**What is expected:** Copy out the lines without any change, from the first line through the line containing "bar — [968, 271, 971, 420]", including both.

**Records supplied:**
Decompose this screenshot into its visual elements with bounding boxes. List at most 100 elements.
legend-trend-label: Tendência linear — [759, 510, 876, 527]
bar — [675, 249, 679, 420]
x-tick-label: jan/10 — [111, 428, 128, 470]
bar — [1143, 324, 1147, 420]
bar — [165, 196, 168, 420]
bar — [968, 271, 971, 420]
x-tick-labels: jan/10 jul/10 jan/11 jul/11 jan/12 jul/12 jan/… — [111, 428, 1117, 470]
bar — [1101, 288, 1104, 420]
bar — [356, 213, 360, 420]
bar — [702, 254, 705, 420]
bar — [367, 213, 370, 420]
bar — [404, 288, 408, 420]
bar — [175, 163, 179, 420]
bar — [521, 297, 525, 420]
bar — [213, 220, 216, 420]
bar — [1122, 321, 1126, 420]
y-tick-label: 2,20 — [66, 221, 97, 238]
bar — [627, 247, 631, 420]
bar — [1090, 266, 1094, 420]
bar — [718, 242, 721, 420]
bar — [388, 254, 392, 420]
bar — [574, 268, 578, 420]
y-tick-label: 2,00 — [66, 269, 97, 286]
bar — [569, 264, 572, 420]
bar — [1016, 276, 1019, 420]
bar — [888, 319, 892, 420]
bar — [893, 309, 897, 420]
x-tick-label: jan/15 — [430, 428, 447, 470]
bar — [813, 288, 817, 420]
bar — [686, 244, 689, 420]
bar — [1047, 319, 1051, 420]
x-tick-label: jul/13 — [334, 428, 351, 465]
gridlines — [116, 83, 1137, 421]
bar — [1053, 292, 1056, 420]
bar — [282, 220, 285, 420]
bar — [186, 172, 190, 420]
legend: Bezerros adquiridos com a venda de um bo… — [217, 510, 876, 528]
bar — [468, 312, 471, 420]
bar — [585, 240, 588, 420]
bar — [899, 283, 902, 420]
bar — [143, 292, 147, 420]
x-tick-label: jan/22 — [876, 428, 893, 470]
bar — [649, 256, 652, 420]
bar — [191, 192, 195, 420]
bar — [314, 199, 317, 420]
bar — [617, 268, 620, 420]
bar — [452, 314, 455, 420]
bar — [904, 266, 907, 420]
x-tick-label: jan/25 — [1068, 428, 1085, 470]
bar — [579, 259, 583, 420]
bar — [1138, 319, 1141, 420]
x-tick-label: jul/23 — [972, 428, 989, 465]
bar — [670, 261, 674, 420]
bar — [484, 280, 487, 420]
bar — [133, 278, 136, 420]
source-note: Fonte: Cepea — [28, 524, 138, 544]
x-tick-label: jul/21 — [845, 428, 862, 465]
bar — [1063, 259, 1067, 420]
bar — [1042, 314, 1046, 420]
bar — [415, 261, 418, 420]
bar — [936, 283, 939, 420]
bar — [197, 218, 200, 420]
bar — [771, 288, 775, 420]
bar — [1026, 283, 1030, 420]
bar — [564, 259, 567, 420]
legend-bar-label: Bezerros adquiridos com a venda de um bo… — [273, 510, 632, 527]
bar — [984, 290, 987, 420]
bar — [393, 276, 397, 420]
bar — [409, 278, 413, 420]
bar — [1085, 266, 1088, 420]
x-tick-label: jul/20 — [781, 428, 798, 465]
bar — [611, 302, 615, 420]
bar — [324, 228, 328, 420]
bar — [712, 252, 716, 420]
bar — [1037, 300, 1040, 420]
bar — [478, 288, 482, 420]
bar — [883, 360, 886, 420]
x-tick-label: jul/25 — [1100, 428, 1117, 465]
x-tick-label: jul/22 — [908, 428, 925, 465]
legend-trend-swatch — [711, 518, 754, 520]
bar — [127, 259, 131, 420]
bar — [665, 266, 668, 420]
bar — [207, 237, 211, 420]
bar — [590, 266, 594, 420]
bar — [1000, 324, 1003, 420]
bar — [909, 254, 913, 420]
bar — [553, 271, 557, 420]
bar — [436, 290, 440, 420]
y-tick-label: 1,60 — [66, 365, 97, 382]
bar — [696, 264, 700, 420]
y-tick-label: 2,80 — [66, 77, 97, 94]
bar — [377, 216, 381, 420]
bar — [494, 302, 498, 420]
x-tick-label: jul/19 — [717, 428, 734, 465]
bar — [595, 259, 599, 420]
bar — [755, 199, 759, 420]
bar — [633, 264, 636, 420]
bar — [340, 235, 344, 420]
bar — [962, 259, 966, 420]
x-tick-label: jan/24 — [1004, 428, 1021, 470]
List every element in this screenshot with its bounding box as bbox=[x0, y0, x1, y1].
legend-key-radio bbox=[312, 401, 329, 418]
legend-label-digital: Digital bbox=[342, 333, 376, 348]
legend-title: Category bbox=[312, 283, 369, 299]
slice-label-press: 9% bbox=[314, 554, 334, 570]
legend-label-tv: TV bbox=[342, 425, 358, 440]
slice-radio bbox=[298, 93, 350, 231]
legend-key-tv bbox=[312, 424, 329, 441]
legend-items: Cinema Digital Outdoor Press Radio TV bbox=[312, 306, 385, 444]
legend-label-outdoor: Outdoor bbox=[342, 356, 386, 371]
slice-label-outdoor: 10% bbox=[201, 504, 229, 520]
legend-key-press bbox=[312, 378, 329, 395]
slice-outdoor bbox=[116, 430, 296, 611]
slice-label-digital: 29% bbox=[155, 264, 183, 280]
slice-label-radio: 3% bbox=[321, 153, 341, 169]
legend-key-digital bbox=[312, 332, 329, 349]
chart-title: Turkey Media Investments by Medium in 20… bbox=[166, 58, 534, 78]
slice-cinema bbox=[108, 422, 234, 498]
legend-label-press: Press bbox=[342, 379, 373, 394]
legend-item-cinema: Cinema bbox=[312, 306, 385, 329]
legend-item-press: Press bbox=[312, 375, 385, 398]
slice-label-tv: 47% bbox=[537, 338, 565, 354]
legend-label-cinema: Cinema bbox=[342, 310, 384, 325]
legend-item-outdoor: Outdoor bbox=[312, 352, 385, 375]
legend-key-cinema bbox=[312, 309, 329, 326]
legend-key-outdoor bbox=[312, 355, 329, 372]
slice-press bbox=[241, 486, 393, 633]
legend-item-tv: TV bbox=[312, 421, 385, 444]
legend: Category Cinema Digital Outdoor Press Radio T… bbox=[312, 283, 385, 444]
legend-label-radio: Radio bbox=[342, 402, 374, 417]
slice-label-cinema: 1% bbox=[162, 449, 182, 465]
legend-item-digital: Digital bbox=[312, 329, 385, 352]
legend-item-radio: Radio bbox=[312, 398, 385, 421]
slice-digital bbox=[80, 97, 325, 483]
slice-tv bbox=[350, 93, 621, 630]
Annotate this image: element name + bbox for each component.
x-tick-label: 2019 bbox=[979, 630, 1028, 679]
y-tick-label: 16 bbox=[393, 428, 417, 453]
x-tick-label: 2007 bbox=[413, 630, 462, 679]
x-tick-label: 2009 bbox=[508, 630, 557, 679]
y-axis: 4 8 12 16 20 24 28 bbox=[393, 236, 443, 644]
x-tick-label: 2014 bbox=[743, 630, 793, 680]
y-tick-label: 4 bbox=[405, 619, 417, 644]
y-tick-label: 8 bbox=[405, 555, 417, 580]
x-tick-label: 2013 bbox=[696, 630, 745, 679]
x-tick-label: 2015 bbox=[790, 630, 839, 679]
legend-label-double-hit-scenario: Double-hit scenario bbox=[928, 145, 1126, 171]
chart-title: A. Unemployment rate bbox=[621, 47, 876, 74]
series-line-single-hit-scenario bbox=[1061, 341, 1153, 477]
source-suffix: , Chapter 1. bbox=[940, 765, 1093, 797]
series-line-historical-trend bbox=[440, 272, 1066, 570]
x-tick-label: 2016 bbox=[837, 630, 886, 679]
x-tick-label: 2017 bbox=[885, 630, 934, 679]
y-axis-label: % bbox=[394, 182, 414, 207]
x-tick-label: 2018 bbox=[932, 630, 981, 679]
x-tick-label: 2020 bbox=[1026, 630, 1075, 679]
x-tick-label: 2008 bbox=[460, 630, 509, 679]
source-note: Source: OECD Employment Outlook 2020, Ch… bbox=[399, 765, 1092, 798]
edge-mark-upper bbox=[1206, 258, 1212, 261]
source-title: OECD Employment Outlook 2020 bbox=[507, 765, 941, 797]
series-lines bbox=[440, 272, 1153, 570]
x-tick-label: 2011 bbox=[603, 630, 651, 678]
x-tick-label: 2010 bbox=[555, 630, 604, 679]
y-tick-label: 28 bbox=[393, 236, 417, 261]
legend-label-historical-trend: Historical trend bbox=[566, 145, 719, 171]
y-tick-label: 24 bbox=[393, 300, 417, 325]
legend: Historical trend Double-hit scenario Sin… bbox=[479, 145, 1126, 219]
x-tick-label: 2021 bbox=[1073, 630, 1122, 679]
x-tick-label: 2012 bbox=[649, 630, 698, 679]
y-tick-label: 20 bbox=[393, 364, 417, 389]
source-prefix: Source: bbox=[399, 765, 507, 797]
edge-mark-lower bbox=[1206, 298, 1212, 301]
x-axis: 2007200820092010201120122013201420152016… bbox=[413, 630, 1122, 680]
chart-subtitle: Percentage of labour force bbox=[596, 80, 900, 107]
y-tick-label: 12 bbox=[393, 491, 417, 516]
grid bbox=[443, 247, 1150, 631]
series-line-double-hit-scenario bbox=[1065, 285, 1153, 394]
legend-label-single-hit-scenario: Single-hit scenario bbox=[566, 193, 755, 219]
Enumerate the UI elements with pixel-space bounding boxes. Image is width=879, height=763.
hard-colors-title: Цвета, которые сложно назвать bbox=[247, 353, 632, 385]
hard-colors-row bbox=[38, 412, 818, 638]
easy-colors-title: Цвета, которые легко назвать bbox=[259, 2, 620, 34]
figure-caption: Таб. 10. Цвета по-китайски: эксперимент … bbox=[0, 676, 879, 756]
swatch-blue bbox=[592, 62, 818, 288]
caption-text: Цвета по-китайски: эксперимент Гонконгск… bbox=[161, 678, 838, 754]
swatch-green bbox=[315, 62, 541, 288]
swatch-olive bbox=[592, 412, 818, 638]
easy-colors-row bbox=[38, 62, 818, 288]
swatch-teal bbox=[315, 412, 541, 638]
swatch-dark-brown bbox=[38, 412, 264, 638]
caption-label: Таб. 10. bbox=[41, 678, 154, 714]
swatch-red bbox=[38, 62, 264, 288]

**Written answer:**
Decompose this screenshot into its visual elements with bounding boxes. List at most 100 elements.
legend-trend-label: Tendência linear — [759, 510, 876, 527]
bar — [675, 249, 679, 420]
x-tick-label: jan/10 — [111, 428, 128, 470]
bar — [1143, 324, 1147, 420]
bar — [165, 196, 168, 420]
bar — [968, 271, 971, 420]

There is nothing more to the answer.